▽

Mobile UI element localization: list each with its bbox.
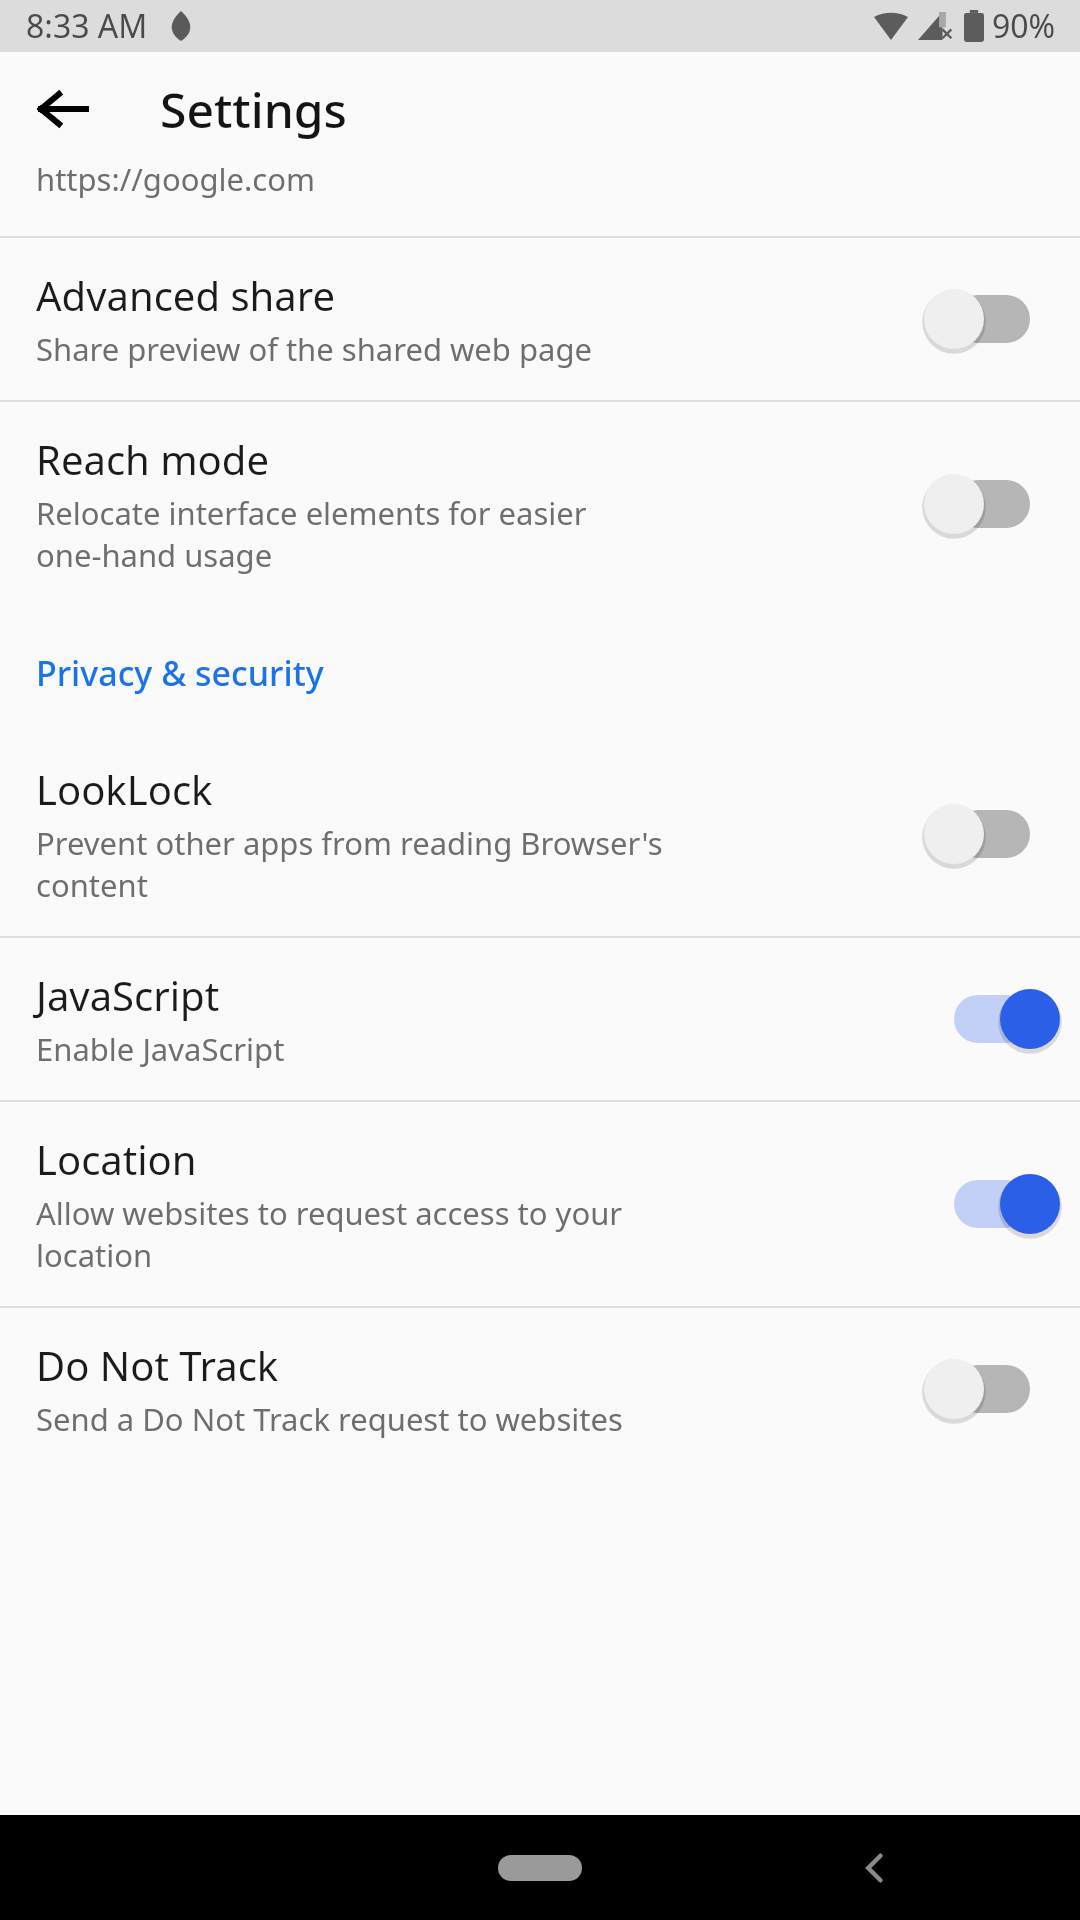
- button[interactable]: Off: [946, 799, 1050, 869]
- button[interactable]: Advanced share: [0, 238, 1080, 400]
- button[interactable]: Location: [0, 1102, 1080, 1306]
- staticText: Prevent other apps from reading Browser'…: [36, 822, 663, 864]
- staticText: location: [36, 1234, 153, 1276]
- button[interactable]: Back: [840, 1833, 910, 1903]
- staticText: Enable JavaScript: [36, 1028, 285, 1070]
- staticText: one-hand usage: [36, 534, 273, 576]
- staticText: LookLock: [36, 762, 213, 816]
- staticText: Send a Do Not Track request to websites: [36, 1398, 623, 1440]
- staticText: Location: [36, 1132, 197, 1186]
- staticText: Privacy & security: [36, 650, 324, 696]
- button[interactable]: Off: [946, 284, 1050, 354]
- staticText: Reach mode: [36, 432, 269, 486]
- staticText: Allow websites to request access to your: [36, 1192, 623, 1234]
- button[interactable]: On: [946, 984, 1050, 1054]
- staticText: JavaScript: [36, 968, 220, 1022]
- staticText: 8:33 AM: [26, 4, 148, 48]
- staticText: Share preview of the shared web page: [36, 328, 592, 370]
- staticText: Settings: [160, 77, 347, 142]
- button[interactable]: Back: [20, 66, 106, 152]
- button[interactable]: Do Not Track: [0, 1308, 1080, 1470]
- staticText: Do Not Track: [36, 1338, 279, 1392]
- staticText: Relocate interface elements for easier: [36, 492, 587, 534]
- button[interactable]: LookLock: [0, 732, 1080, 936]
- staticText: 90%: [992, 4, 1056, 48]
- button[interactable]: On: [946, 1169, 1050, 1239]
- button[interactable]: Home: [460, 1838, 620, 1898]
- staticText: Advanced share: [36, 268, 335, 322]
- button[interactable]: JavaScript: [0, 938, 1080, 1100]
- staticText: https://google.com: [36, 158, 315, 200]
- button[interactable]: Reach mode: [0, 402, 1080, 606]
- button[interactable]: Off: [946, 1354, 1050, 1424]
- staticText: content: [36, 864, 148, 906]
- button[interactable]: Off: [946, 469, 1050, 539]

△

◆ **To be done**
Rewrite the material above as a JSON list of strings, one per line, skipping blank lines and omitting the picture.

◆ **Exercise answer**
[
  "Mobile UI element localization: list each with its bbox.",
  "- button[interactable]: Off: [946, 799, 1050, 869]",
  "- button[interactable]: Advanced share: [0, 238, 1080, 400]",
  "- button[interactable]: Location: [0, 1102, 1080, 1306]",
  "- staticText: Prevent other apps from reading Browser'…: [36, 822, 663, 864]",
  "- staticText: location: [36, 1234, 153, 1276]",
  "- button[interactable]: Back: [840, 1833, 910, 1903]",
  "- staticText: Enable JavaScript: [36, 1028, 285, 1070]",
  "- staticText: one-hand usage: [36, 534, 273, 576]",
  "- staticText: LookLock: [36, 762, 213, 816]",
  "- staticText: Send a Do Not Track request to websites: [36, 1398, 623, 1440]",
  "- staticText: Location: [36, 1132, 197, 1186]",
  "- staticText: Privacy & security: [36, 650, 324, 696]",
  "- button[interactable]: Off: [946, 284, 1050, 354]",
  "- staticText: Reach mode: [36, 432, 269, 486]",
  "- staticText: Allow websites to request access to your: [36, 1192, 623, 1234]",
  "- button[interactable]: On: [946, 984, 1050, 1054]",
  "- staticText: JavaScript: [36, 968, 220, 1022]",
  "- staticText: 8:33 AM: [26, 4, 148, 48]",
  "- staticText: Share preview of the shared web page: [36, 328, 592, 370]",
  "- staticText: Settings: [160, 77, 347, 142]",
  "- button[interactable]: Back: [20, 66, 106, 152]",
  "- button[interactable]: Do Not Track: [0, 1308, 1080, 1470]",
  "- staticText: Do Not Track: [36, 1338, 279, 1392]",
  "- staticText: Relocate interface elements for easier: [36, 492, 587, 534]",
  "- button[interactable]: LookLock: [0, 732, 1080, 936]",
  "- staticText: 90%: [992, 4, 1056, 48]",
  "- button[interactable]: On: [946, 1169, 1050, 1239]",
  "- button[interactable]: Home: [460, 1838, 620, 1898]",
  "- staticText: Advanced share: [36, 268, 335, 322]",
  "- button[interactable]: JavaScript: [0, 938, 1080, 1100]",
  "- staticText: https://google.com: [36, 158, 315, 200]",
  "- button[interactable]: Reach mode: [0, 402, 1080, 606]",
  "- button[interactable]: Off: [946, 1354, 1050, 1424]",
  "- staticText: content: [36, 864, 148, 906]",
  "- button[interactable]: Off: [946, 469, 1050, 539]"
]